## MATERIAL
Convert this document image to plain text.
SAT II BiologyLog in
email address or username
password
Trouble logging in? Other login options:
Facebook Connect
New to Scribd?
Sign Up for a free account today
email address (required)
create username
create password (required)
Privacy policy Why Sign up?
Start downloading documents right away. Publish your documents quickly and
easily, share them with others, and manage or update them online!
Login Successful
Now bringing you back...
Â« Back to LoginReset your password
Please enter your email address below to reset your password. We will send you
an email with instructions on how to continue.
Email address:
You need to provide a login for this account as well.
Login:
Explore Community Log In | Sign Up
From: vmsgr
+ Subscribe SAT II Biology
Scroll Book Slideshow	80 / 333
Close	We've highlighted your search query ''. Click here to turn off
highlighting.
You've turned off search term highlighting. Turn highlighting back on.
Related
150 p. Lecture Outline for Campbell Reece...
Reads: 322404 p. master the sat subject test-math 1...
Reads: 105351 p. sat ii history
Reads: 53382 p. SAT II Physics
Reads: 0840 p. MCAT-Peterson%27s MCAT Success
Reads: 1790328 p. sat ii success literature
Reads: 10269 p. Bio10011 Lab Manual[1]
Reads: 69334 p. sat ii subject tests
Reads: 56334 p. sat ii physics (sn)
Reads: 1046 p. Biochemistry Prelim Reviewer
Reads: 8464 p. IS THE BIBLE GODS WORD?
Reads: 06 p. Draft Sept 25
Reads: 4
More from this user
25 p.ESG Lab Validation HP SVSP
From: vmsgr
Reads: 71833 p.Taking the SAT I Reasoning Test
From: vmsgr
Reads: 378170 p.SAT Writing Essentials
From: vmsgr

## TASK INSTRUCTIONS
All of the entries above need to be reproduced exactly.

## COMPLETE RESPONSE
Convert this document image to plain text.
SAT II BiologyLog in
email address or username
password
Trouble logging in? Other login options:
Facebook Connect
New to Scribd?
Sign Up for a free account today
email address (required)
create username
create password (required)
Privacy policy Why Sign up?
Start downloading documents right away. Publish your documents quickly and
easily, share them with others, and manage or update them online!
Login Successful
Now bringing you back...
Â« Back to LoginReset your password
Please enter your email address below to reset your password. We will send you
an email with instructions on how to continue.
Email address:
You need to provide a login for this account as well.
Login:
Explore Community Log In | Sign Up
From: vmsgr
+ Subscribe SAT II Biology
Scroll Book Slideshow	80 / 333
Close	We've highlighted your search query ''. Click here to turn off
highlighting.
You've turned off search term highlighting. Turn highlighting back on.
Related
150 p. Lecture Outline for Campbell Reece...
Reads: 322404 p. master the sat subject test-math 1...
Reads: 105351 p. sat ii history
Reads: 53382 p. SAT II Physics
Reads: 0840 p. MCAT-Peterson%27s MCAT Success
Reads: 1790328 p. sat ii success literature
Reads: 10269 p. Bio10011 Lab Manual[1]
Reads: 69334 p. sat ii subject tests
Reads: 56334 p. sat ii physics (sn)
Reads: 1046 p. Biochemistry Prelim Reviewer
Reads: 8464 p. IS THE BIBLE GODS WORD?
Reads: 06 p. Draft Sept 25
Reads: 4
More from this user
25 p.ESG Lab Validation HP SVSP
From: vmsgr
Reads: 71833 p.Taking the SAT I Reasoning Test
From: vmsgr
Reads: 378170 p.SAT Writing Essentials
From: vmsgr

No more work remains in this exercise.